→ Exercise brief
Make an exact copy of the records, dropping all pictures.
-- Begin Supplied records --
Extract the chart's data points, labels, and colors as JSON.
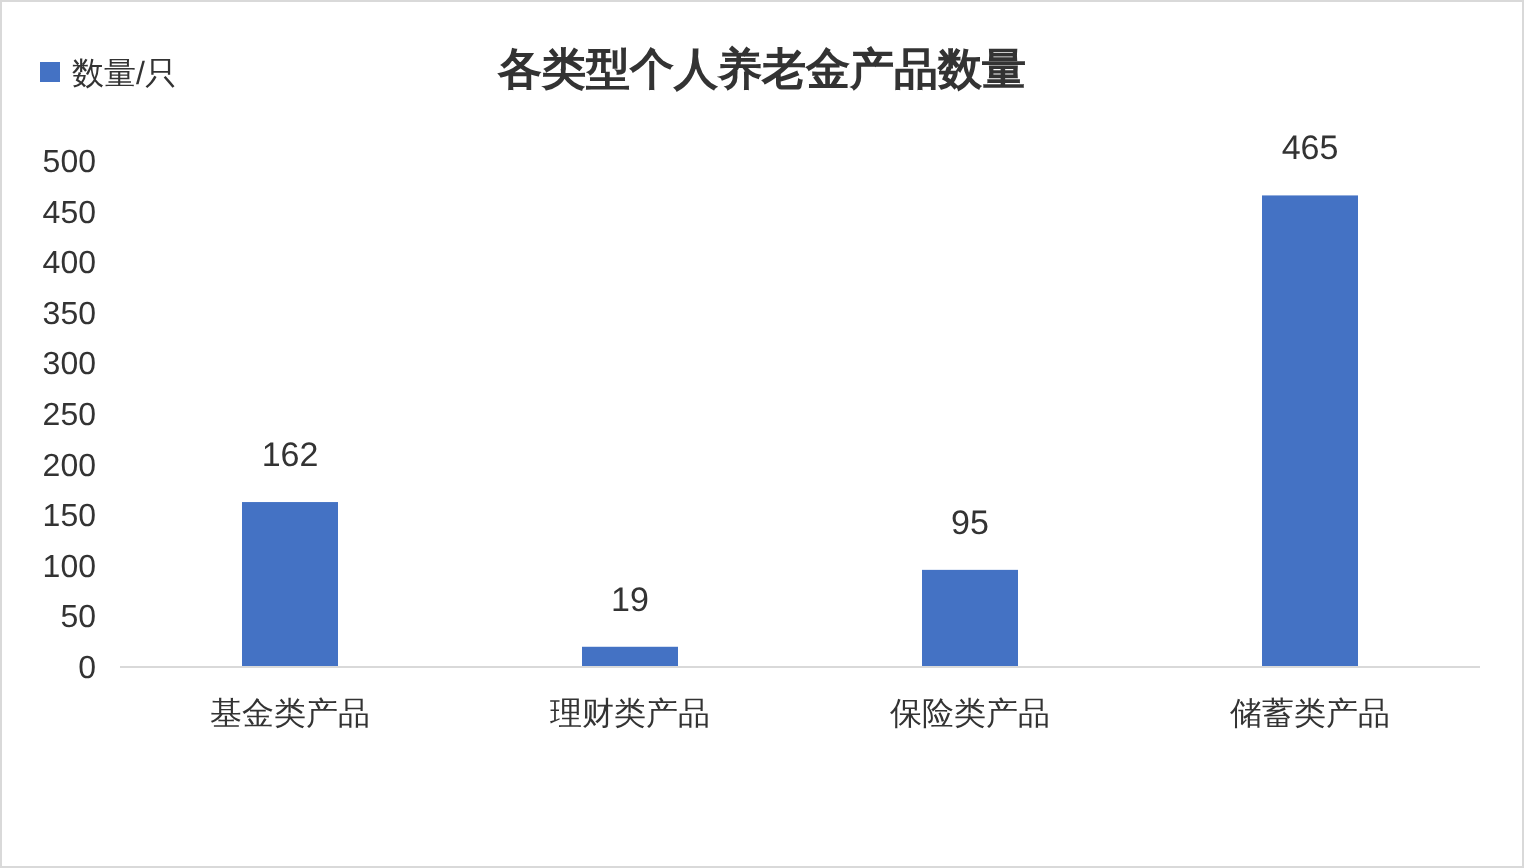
{
  "chart_data": {
    "type": "bar",
    "title": "各类型个人养老金产品数量",
    "categories": [
      "基金类产品",
      "理财类产品",
      "保险类产品",
      "储蓄类产品"
    ],
    "series": [
      {
        "name": "数量/只",
        "color": "#4472c4",
        "values": [
          162,
          19,
          95,
          465
        ]
      }
    ],
    "ylim": [
      0,
      500
    ],
    "yticks": [
      0,
      50,
      100,
      150,
      200,
      250,
      300,
      350,
      400,
      450,
      500
    ],
    "data_labels": true,
    "legend": "top left"
  }
}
-- End Supplied records --
→ Task response
Extract the chart's data points, labels, and colors as JSON.
{
  "chart_data": {
    "type": "bar",
    "title": "各类型个人养老金产品数量",
    "categories": [
      "基金类产品",
      "理财类产品",
      "保险类产品",
      "储蓄类产品"
    ],
    "series": [
      {
        "name": "数量/只",
        "color": "#4472c4",
        "values": [
          162,
          19,
          95,
          465
        ]
      }
    ],
    "ylim": [
      0,
      500
    ],
    "yticks": [
      0,
      50,
      100,
      150,
      200,
      250,
      300,
      350,
      400,
      450,
      500
    ],
    "data_labels": true,
    "legend": "top left"
  }
}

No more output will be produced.